Exercise data ->
[start]

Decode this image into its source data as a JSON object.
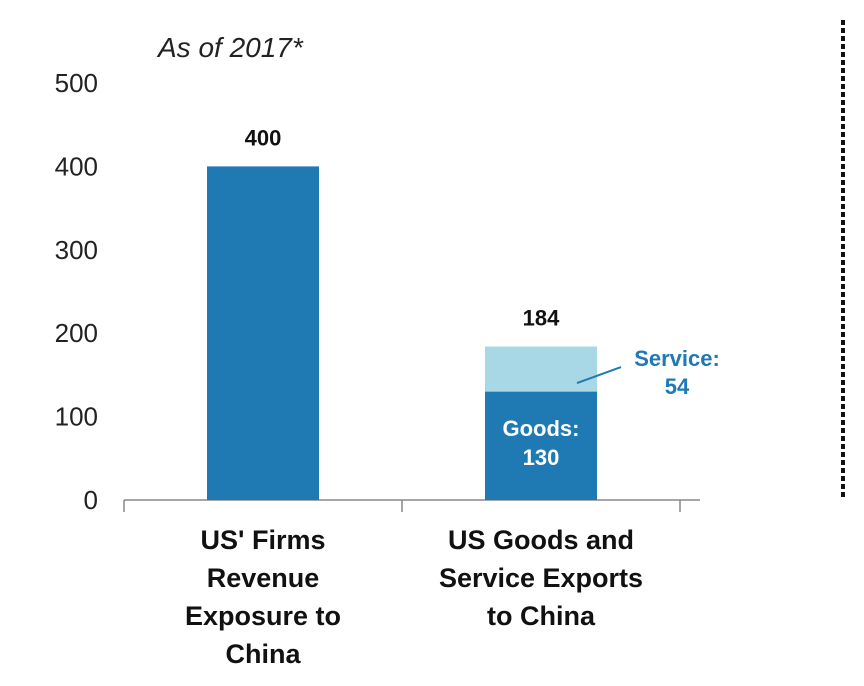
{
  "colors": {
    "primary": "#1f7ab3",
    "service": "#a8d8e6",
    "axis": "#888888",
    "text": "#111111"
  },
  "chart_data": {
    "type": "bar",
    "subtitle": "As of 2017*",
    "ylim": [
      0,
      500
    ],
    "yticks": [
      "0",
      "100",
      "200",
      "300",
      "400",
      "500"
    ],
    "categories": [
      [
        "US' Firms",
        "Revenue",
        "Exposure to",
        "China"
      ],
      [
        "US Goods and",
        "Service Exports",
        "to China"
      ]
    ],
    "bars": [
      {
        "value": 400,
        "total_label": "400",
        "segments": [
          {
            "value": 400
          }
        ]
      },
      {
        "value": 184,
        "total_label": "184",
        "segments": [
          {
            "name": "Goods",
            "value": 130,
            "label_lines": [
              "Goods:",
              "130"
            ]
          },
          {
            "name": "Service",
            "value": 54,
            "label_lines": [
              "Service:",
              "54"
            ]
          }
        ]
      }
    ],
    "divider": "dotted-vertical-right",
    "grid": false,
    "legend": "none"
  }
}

[end]
[start]

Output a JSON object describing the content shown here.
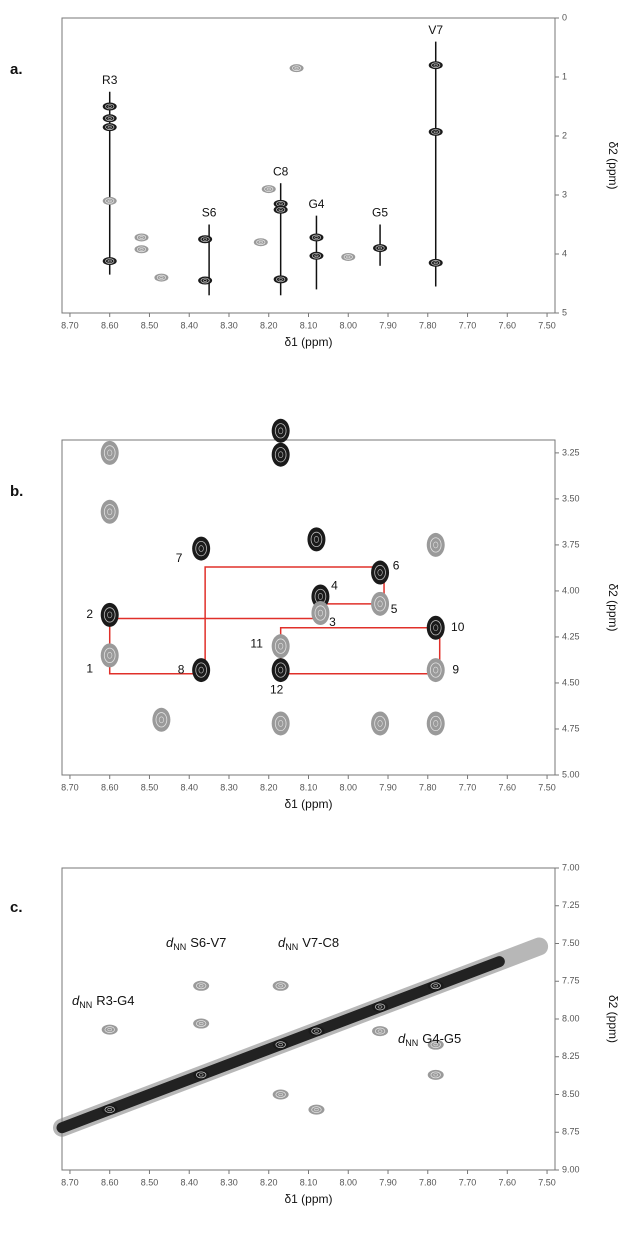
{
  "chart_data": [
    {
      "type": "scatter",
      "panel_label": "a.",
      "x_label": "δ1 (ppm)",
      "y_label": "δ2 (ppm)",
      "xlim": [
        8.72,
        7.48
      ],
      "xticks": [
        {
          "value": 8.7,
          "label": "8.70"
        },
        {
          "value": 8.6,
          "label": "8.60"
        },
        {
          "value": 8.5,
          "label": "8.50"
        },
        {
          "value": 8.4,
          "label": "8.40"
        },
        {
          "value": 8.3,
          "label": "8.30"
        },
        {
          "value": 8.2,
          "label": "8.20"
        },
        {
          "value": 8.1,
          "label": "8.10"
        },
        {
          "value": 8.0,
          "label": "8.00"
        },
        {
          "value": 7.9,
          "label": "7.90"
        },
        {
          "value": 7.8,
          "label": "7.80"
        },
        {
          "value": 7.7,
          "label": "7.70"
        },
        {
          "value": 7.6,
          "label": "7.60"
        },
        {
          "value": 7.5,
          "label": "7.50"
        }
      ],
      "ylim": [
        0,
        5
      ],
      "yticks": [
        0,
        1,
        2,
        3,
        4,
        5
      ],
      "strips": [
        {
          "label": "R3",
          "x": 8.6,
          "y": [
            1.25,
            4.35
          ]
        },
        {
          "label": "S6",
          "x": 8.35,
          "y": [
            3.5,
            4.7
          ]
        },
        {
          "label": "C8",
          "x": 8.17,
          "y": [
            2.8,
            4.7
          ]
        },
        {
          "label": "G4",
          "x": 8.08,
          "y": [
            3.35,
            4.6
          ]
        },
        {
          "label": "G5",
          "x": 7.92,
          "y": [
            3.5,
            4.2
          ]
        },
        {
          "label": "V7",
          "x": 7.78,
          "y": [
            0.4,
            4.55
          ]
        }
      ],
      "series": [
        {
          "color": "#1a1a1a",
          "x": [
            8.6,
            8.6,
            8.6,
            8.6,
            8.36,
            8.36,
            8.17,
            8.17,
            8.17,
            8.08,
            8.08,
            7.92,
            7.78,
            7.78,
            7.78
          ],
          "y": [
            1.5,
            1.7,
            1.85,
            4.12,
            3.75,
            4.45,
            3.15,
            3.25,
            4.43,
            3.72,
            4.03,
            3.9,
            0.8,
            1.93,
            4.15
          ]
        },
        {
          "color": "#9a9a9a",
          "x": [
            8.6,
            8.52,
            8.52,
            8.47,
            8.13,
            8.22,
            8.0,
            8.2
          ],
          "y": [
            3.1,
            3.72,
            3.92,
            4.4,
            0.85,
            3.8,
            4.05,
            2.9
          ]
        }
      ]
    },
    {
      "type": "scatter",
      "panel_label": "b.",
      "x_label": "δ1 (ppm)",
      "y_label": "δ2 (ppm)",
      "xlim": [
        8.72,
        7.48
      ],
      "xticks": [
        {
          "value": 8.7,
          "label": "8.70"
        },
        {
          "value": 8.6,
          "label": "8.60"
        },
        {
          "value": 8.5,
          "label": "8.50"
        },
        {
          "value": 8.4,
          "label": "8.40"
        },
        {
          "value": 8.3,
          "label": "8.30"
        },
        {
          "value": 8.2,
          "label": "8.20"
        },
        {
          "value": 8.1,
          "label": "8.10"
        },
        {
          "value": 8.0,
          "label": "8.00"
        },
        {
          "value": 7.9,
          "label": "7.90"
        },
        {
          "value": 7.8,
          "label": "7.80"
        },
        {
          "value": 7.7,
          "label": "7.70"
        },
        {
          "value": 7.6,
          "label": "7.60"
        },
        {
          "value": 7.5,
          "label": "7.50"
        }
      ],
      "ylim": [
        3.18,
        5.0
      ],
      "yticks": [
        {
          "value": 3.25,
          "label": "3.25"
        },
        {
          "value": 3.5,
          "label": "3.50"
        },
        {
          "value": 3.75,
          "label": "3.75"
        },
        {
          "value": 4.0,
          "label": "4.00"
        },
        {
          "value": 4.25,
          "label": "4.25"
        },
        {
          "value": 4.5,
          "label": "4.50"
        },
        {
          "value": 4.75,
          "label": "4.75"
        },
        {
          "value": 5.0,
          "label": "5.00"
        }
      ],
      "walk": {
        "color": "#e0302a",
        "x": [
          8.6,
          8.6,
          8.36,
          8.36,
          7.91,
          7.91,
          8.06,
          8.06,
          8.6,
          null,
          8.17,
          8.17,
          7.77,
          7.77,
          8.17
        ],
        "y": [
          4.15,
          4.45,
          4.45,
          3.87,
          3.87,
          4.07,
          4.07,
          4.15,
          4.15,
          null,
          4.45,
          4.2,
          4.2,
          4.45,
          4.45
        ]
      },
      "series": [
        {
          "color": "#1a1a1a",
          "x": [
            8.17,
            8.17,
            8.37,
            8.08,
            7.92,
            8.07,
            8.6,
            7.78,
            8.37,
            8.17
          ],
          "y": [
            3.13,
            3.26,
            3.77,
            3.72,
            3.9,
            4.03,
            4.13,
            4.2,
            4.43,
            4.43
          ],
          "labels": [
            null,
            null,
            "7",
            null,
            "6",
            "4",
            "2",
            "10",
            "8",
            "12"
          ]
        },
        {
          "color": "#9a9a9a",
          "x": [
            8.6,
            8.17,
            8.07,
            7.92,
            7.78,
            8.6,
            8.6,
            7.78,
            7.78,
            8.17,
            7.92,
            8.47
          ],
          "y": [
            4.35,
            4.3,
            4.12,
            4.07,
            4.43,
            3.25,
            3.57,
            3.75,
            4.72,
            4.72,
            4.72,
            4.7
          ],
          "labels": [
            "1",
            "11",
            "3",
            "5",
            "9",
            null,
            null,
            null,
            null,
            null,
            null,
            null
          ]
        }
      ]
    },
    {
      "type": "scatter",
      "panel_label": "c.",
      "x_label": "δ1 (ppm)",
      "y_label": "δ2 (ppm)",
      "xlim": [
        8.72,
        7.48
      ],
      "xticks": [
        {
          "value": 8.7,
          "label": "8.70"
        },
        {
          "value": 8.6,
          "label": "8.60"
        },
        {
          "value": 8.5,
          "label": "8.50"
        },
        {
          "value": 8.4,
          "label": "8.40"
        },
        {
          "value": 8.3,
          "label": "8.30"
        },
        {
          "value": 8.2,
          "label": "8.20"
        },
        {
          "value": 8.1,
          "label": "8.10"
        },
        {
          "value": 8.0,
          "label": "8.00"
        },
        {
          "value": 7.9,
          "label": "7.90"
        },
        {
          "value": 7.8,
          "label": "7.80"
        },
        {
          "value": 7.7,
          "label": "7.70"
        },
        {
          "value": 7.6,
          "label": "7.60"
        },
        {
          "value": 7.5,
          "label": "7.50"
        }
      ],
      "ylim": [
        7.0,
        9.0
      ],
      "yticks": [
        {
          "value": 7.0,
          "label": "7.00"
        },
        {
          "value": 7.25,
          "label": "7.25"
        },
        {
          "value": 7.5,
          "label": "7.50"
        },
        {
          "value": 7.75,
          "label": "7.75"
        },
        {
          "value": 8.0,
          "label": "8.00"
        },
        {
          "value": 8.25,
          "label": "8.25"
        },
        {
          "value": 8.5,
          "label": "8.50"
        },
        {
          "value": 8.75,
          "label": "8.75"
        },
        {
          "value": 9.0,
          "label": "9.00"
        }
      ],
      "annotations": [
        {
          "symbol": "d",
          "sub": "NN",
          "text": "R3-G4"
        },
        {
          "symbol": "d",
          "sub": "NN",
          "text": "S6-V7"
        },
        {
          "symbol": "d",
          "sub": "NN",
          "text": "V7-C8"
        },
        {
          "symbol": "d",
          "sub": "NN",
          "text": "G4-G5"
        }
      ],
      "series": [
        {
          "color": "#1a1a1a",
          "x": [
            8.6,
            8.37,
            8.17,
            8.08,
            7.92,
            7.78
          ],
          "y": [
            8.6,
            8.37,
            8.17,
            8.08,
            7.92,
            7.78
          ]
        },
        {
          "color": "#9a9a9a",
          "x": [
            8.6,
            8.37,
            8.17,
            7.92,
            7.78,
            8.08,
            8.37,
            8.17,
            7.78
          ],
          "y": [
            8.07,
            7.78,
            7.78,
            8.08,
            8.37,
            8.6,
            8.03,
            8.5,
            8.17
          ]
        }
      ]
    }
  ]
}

[end]
[start]

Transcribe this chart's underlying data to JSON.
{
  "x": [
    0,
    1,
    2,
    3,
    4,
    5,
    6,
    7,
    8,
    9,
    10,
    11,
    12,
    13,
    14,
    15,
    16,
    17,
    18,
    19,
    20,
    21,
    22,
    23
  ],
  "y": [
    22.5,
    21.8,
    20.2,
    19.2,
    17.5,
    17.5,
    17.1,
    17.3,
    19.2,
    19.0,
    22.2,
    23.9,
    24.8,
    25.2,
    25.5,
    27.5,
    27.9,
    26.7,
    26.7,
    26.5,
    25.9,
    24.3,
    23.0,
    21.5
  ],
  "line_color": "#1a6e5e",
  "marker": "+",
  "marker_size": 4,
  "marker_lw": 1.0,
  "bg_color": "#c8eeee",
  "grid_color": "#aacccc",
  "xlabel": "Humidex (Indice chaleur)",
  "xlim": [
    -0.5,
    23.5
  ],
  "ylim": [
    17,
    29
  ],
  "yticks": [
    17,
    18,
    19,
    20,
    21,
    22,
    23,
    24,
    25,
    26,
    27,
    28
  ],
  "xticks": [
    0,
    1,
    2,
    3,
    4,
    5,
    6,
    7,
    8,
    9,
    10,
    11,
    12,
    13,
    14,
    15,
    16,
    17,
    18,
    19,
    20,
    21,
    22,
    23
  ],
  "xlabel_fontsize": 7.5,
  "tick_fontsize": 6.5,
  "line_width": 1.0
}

[end]

Task instructions -> Work out how many lines of the listing above include the word "JSON". Report only the number.

Result -> 3